• TASK STATEMENT: Read the lines that follow and pick out every one containing the word "this".

• GIVEN DATA:
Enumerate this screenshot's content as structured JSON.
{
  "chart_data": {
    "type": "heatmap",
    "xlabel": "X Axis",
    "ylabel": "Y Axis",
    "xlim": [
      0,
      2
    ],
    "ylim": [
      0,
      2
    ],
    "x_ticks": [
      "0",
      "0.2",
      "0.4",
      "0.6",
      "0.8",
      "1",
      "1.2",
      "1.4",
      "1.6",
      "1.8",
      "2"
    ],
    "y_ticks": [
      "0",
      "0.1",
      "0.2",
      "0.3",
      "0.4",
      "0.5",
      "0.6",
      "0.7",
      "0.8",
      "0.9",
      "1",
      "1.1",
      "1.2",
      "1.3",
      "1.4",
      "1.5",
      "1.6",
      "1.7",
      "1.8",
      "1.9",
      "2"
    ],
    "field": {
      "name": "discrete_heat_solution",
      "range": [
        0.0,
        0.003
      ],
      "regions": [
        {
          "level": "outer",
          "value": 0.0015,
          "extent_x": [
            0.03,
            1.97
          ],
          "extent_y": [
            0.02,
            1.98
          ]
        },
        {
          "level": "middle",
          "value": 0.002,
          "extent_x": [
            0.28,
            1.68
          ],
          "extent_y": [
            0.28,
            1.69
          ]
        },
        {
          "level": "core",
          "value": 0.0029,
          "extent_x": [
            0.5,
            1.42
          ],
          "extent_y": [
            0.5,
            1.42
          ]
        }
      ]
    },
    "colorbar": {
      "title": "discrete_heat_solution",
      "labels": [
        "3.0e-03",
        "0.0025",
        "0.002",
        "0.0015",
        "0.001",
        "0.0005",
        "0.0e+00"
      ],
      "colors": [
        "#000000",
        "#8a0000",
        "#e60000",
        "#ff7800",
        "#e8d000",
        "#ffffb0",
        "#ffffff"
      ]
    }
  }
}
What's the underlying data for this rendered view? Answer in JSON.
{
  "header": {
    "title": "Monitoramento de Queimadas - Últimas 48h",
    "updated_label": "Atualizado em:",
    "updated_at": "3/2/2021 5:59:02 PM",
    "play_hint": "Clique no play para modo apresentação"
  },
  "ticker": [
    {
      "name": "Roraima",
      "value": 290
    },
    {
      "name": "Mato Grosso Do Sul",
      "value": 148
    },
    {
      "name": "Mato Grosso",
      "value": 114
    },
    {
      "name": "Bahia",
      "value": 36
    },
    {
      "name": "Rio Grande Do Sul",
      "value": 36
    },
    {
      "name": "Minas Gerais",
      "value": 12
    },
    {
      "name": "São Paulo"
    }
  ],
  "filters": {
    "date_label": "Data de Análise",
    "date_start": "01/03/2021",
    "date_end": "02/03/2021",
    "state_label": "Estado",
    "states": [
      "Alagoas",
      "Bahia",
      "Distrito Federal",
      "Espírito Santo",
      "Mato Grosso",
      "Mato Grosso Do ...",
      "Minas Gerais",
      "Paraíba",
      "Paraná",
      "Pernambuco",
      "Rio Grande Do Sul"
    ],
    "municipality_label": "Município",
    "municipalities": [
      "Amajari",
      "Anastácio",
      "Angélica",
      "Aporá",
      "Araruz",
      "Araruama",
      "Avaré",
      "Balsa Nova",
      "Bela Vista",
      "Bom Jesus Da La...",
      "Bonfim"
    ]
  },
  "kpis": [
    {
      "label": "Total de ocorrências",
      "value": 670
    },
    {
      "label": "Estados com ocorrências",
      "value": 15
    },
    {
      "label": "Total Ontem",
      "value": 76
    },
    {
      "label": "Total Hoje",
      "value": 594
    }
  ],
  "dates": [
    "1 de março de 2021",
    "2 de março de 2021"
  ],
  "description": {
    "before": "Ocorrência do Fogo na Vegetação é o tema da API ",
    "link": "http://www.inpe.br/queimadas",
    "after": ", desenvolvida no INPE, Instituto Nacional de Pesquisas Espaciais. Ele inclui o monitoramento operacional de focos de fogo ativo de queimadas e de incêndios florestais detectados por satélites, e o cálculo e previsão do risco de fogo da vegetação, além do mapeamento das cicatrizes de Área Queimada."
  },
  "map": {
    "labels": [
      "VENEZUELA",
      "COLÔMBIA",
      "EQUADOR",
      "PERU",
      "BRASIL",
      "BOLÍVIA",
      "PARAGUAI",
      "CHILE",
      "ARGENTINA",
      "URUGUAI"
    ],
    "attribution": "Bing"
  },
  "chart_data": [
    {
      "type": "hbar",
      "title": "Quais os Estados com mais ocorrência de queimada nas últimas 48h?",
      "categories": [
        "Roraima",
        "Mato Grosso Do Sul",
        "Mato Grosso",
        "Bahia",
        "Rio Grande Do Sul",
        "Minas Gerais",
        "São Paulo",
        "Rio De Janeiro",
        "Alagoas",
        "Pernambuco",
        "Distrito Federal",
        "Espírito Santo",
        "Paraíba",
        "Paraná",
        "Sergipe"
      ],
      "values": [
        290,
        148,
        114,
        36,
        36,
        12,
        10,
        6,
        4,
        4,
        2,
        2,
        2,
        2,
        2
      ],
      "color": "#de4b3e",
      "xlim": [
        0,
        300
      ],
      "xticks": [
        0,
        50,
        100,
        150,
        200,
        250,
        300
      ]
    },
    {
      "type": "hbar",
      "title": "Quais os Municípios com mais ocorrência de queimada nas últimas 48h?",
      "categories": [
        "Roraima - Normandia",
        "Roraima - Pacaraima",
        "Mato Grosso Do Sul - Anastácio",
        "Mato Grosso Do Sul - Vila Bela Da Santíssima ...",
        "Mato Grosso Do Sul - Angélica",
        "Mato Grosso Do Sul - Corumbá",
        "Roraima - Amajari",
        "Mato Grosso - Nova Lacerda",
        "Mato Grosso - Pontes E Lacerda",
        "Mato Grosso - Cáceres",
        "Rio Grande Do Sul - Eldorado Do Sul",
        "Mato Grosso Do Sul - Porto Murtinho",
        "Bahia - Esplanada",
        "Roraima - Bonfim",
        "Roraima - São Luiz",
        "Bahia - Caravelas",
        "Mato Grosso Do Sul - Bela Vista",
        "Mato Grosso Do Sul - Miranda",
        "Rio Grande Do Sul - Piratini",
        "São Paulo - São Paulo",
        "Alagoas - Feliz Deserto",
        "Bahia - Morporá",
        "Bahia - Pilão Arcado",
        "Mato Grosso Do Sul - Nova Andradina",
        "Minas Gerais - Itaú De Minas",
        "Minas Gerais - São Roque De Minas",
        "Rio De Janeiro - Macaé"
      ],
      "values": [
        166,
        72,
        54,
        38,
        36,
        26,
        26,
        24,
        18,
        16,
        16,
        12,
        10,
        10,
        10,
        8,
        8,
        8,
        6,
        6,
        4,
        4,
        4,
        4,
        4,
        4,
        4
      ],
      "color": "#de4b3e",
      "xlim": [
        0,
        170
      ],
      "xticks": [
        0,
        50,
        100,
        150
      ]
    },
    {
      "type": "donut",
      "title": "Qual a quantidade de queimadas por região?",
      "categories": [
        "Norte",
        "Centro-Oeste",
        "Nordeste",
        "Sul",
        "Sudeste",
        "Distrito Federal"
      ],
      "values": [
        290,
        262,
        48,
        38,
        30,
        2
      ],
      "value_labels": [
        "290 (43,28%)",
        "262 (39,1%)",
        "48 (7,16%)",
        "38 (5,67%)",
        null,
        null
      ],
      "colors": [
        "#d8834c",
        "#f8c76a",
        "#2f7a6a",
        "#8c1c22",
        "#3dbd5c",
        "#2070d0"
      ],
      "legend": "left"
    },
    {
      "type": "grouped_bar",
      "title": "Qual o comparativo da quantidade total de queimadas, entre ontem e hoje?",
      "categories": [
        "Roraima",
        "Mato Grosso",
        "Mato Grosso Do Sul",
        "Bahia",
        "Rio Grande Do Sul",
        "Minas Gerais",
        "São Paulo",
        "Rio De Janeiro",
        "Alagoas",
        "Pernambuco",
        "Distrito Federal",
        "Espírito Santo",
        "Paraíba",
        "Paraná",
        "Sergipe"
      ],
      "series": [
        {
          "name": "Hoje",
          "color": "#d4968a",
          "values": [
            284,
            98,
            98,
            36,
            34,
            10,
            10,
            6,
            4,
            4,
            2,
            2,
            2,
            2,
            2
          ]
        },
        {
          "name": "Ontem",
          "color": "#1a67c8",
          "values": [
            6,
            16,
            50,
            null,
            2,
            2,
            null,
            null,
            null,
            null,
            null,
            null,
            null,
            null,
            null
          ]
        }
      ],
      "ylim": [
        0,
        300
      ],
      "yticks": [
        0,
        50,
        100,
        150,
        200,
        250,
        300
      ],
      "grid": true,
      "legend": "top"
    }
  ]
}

• FINISHED TASK:
Enumerate this screenshot's content as structured JSON.
What's the underlying data for this rendered view? Answer in JSON.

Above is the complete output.